Stored rows:

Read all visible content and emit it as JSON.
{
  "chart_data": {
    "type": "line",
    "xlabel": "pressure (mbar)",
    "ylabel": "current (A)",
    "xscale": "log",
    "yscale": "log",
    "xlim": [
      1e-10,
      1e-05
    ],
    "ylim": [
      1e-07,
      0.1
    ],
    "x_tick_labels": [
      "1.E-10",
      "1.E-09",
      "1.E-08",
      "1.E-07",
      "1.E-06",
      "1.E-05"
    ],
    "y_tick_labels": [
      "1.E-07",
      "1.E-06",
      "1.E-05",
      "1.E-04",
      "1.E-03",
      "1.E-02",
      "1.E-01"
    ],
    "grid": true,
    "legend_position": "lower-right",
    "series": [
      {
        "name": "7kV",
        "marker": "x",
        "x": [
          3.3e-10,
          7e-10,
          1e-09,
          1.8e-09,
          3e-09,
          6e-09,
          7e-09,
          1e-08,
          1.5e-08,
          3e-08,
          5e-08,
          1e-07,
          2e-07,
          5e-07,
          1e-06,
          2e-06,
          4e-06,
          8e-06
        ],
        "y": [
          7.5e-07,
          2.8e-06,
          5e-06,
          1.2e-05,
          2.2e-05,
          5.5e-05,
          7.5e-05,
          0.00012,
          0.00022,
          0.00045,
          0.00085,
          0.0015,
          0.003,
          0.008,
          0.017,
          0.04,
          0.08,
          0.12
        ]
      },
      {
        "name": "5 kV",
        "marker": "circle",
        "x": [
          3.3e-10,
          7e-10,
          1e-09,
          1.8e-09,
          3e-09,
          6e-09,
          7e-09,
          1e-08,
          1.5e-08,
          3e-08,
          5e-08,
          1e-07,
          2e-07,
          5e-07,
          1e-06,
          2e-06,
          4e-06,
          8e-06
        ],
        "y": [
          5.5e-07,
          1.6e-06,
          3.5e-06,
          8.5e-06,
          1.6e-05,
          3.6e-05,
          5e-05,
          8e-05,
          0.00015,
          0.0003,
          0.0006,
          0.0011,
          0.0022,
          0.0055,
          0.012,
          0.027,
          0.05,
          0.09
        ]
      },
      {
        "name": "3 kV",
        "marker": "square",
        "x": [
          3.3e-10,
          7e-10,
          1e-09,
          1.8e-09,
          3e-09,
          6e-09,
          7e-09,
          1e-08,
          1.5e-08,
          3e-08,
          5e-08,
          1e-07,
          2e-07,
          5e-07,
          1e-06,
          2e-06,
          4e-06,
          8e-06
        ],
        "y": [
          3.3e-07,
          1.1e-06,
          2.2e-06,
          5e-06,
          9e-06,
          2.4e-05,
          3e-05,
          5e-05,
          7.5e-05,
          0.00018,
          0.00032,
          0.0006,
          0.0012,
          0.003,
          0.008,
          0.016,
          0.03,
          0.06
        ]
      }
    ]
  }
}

Given exercise:
Nothing may be left out: return each entry exactly as it reads.

Reply to the task:
Read all visible content and emit it as JSON.
{
  "chart_data": {
    "type": "line",
    "xlabel": "pressure (mbar)",
    "ylabel": "current (A)",
    "xscale": "log",
    "yscale": "log",
    "xlim": [
      1e-10,
      1e-05
    ],
    "ylim": [
      1e-07,
      0.1
    ],
    "x_tick_labels": [
      "1.E-10",
      "1.E-09",
      "1.E-08",
      "1.E-07",
      "1.E-06",
      "1.E-05"
    ],
    "y_tick_labels": [
      "1.E-07",
      "1.E-06",
      "1.E-05",
      "1.E-04",
      "1.E-03",
      "1.E-02",
      "1.E-01"
    ],
    "grid": true,
    "legend_position": "lower-right",
    "series": [
      {
        "name": "7kV",
        "marker": "x",
        "x": [
          3.3e-10,
          7e-10,
          1e-09,
          1.8e-09,
          3e-09,
          6e-09,
          7e-09,
          1e-08,
          1.5e-08,
          3e-08,
          5e-08,
          1e-07,
          2e-07,
          5e-07,
          1e-06,
          2e-06,
          4e-06,
          8e-06
        ],
        "y": [
          7.5e-07,
          2.8e-06,
          5e-06,
          1.2e-05,
          2.2e-05,
          5.5e-05,
          7.5e-05,
          0.00012,
          0.00022,
          0.00045,
          0.00085,
          0.0015,
          0.003,
          0.008,
          0.017,
          0.04,
          0.08,
          0.12
        ]
      },
      {
        "name": "5 kV",
        "marker": "circle",
        "x": [
          3.3e-10,
          7e-10,
          1e-09,
          1.8e-09,
          3e-09,
          6e-09,
          7e-09,
          1e-08,
          1.5e-08,
          3e-08,
          5e-08,
          1e-07,
          2e-07,
          5e-07,
          1e-06,
          2e-06,
          4e-06,
          8e-06
        ],
        "y": [
          5.5e-07,
          1.6e-06,
          3.5e-06,
          8.5e-06,
          1.6e-05,
          3.6e-05,
          5e-05,
          8e-05,
          0.00015,
          0.0003,
          0.0006,
          0.0011,
          0.0022,
          0.0055,
          0.012,
          0.027,
          0.05,
          0.09
        ]
      },
      {
        "name": "3 kV",
        "marker": "square",
        "x": [
          3.3e-10,
          7e-10,
          1e-09,
          1.8e-09,
          3e-09,
          6e-09,
          7e-09,
          1e-08,
          1.5e-08,
          3e-08,
          5e-08,
          1e-07,
          2e-07,
          5e-07,
          1e-06,
          2e-06,
          4e-06,
          8e-06
        ],
        "y": [
          3.3e-07,
          1.1e-06,
          2.2e-06,
          5e-06,
          9e-06,
          2.4e-05,
          3e-05,
          5e-05,
          7.5e-05,
          0.00018,
          0.00032,
          0.0006,
          0.0012,
          0.003,
          0.008,
          0.016,
          0.03,
          0.06
        ]
      }
    ]
  }
}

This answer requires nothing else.